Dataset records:
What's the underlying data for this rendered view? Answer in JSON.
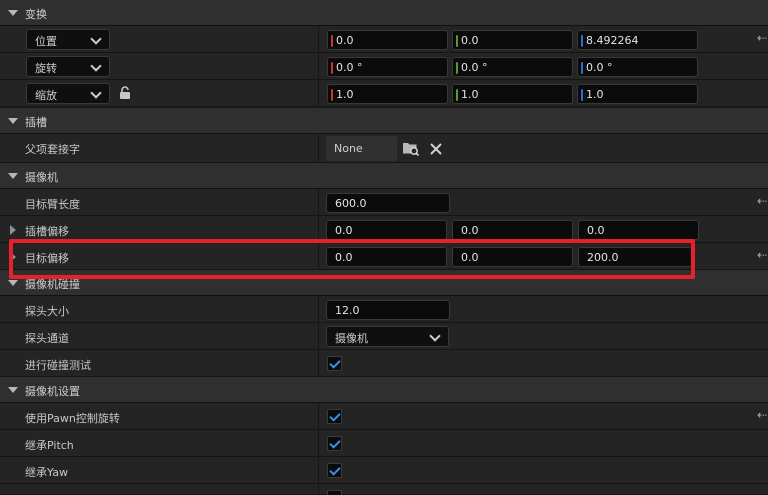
{
  "colors": {
    "x_axis": "#c0392b",
    "y_axis": "#5a9a2e",
    "z_axis": "#2f6fd0",
    "checkbox": "#3f8fe0",
    "highlight": "#e8202a"
  },
  "sections": {
    "transform": "变换",
    "socket": "插槽",
    "camera": "摄像机",
    "camera_collision": "摄像机碰撞",
    "camera_settings": "摄像机设置"
  },
  "transform": {
    "location": {
      "label": "位置",
      "x": "0.0",
      "y": "0.0",
      "z": "8.492264"
    },
    "rotation": {
      "label": "旋转",
      "x": "0.0 °",
      "y": "0.0 °",
      "z": "0.0 °"
    },
    "scale": {
      "label": "缩放",
      "x": "1.0",
      "y": "1.0",
      "z": "1.0"
    }
  },
  "socket": {
    "parent_socket_label": "父项套接字",
    "parent_socket_value": "None"
  },
  "camera": {
    "arm_length_label": "目标臂长度",
    "arm_length_value": "600.0",
    "socket_offset_label": "插槽偏移",
    "socket_offset": [
      "0.0",
      "0.0",
      "0.0"
    ],
    "target_offset_label": "目标偏移",
    "target_offset": [
      "0.0",
      "0.0",
      "200.0"
    ]
  },
  "collision": {
    "probe_size_label": "探头大小",
    "probe_size_value": "12.0",
    "probe_channel_label": "探头通道",
    "probe_channel_value": "摄像机",
    "do_collision_test_label": "进行碰撞测试",
    "do_collision_test": true
  },
  "camera_settings": {
    "use_pawn_control_rotation_label": "使用Pawn控制旋转",
    "inherit_pitch_label": "继承Pitch",
    "inherit_yaw_label": "继承Yaw"
  },
  "icons": {
    "reset": "reset-arrow-icon",
    "lock": "lock-icon",
    "browse": "folder-search-icon",
    "clear": "close-icon"
  }
}
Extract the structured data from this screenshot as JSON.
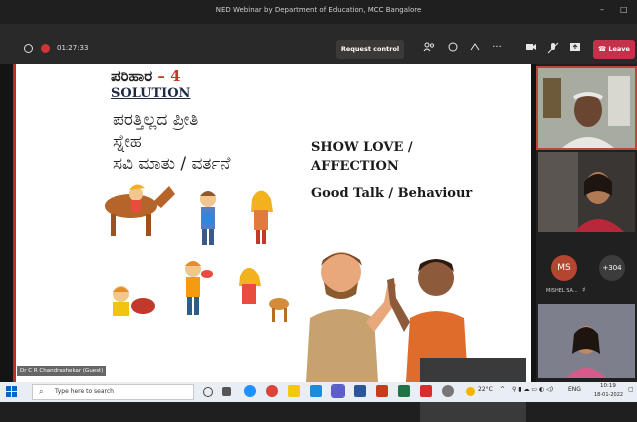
{
  "window": {
    "title": "NED Webinar by Department of Education, MCC Bangalore",
    "minimize": "–",
    "maximize": "□"
  },
  "meeting": {
    "timer": "01:27:33",
    "request_control_label": "Request control",
    "leave_label": "Leave",
    "toolbar_icons": [
      "people-icon",
      "chat-icon",
      "reactions-icon",
      "more-icon",
      "camera-icon",
      "mic-off-icon",
      "share-icon"
    ]
  },
  "slide": {
    "kannada_title": "ಪರಿಹಾರ",
    "title_number": "– 4",
    "solution": "SOLUTION",
    "kannada_lines": [
      "ಪರತ್ತಿಲ್ಲದ ಪ್ರೀತಿ",
      "ಸ್ನೇಹ",
      "ಸವಿ ಮಾತು / ವರ್ತನೆ"
    ],
    "english_lines": [
      "SHOW LOVE /",
      "AFFECTION",
      "Good Talk / Behaviour"
    ]
  },
  "presenter_name": "Dr C R Chandrashekar (Guest)",
  "participants": {
    "initials": "MS",
    "more_count": "+304",
    "name": "MISHEL SA...",
    "colors": {
      "ms_avatar": "#b4452f",
      "more_avatar": "#3c3c3c"
    }
  },
  "taskbar": {
    "search_placeholder": "Type here to search",
    "temperature": "22°C",
    "language": "ENG",
    "time": "10:19",
    "date": "18-01-2022"
  },
  "colors": {
    "leave_red": "#c4314b",
    "slide_border": "#c02a2a"
  }
}
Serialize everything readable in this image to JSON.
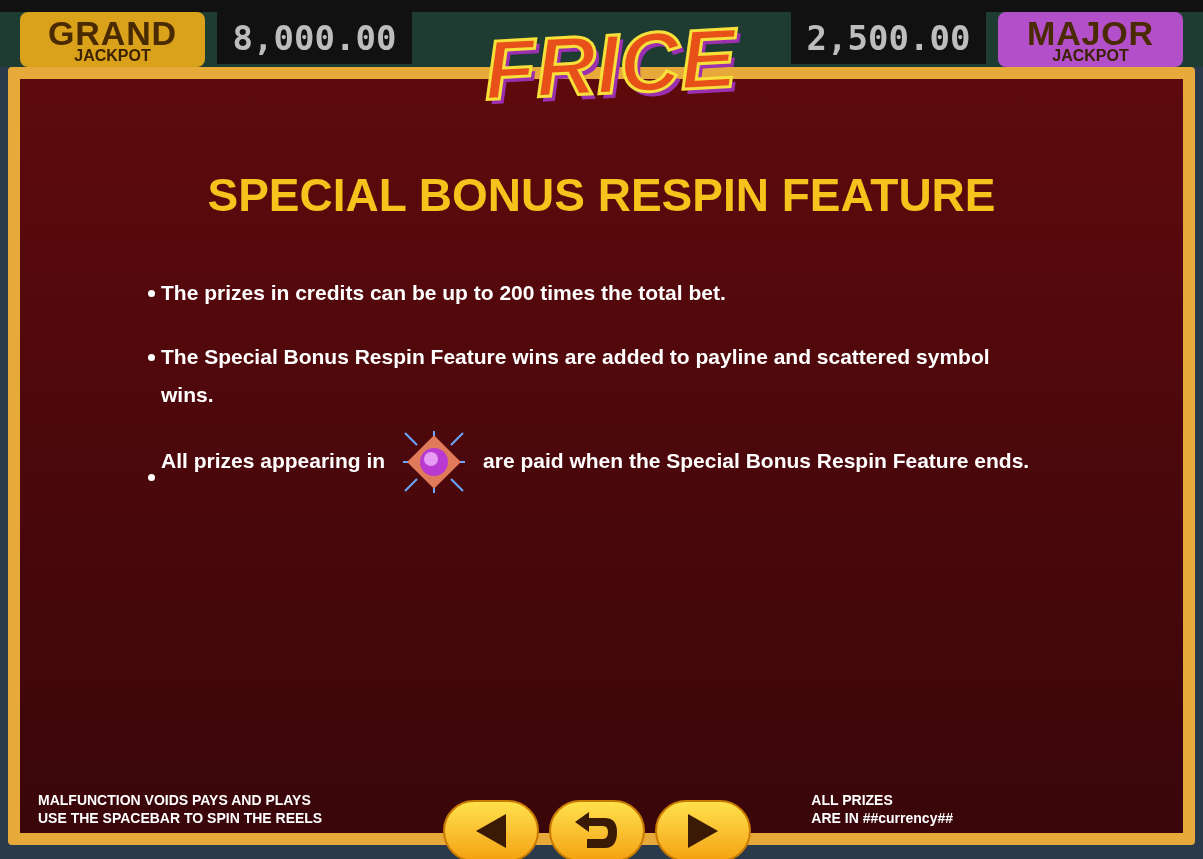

* **The exercise**
Pictures in the records above should not be copied. Repeat everything else exactly.

* **Output of the task**
What's the underlying data for this rendered view? Answer in JSON.
{
  "colors": {
    "x_axis": "#c0392b",
    "y_axis": "#5a9a2e",
    "z_axis": "#2f6fd0",
    "checkbox": "#3f8fe0",
    "highlight": "#e8202a"
  },
  "sections": {
    "transform": "变换",
    "socket": "插槽",
    "camera": "摄像机",
    "camera_collision": "摄像机碰撞",
    "camera_settings": "摄像机设置"
  },
  "transform": {
    "location": {
      "label": "位置",
      "x": "0.0",
      "y": "0.0",
      "z": "8.492264"
    },
    "rotation": {
      "label": "旋转",
      "x": "0.0 °",
      "y": "0.0 °",
      "z": "0.0 °"
    },
    "scale": {
      "label": "缩放",
      "x": "1.0",
      "y": "1.0",
      "z": "1.0"
    }
  },
  "socket": {
    "parent_socket_label": "父项套接字",
    "parent_socket_value": "None"
  },
  "camera": {
    "arm_length_label": "目标臂长度",
    "arm_length_value": "600.0",
    "socket_offset_label": "插槽偏移",
    "socket_offset": [
      "0.0",
      "0.0",
      "0.0"
    ],
    "target_offset_label": "目标偏移",
    "target_offset": [
      "0.0",
      "0.0",
      "200.0"
    ]
  },
  "collision": {
    "probe_size_label": "探头大小",
    "probe_size_value": "12.0",
    "probe_channel_label": "探头通道",
    "probe_channel_value": "摄像机",
    "do_collision_test_label": "进行碰撞测试",
    "do_collision_test": true
  },
  "camera_settings": {
    "use_pawn_control_rotation_label": "使用Pawn控制旋转",
    "inherit_pitch_label": "继承Pitch",
    "inherit_yaw_label": "继承Yaw"
  },
  "icons": {
    "reset": "reset-arrow-icon",
    "lock": "lock-icon",
    "browse": "folder-search-icon",
    "clear": "close-icon"
  }
}
Extract the structured data from this screenshot as JSON.
{
  "window": {
    "title": "NED Webinar by Department of Education, MCC Bangalore",
    "minimize": "–",
    "maximize": "□"
  },
  "meeting": {
    "timer": "01:27:33",
    "request_control_label": "Request control",
    "leave_label": "Leave",
    "toolbar_icons": [
      "people-icon",
      "chat-icon",
      "reactions-icon",
      "more-icon",
      "camera-icon",
      "mic-off-icon",
      "share-icon"
    ]
  },
  "slide": {
    "kannada_title": "ಪರಿಹಾರ",
    "title_number": "– 4",
    "solution": "SOLUTION",
    "kannada_lines": [
      "ಪರತ್ತಿಲ್ಲದ ಪ್ರೀತಿ",
      "ಸ್ನೇಹ",
      "ಸವಿ ಮಾತು / ವರ್ತನೆ"
    ],
    "english_lines": [
      "SHOW LOVE /",
      "AFFECTION",
      "Good Talk / Behaviour"
    ]
  },
  "presenter_name": "Dr C R Chandrashekar (Guest)",
  "participants": {
    "initials": "MS",
    "more_count": "+304",
    "name": "MISHEL SA...",
    "colors": {
      "ms_avatar": "#b4452f",
      "more_avatar": "#3c3c3c"
    }
  },
  "taskbar": {
    "search_placeholder": "Type here to search",
    "temperature": "22°C",
    "language": "ENG",
    "time": "10:19",
    "date": "18-01-2022"
  },
  "colors": {
    "leave_red": "#c4314b",
    "slide_border": "#c02a2a"
  }
}
Serialize everything readable in this image to JSON.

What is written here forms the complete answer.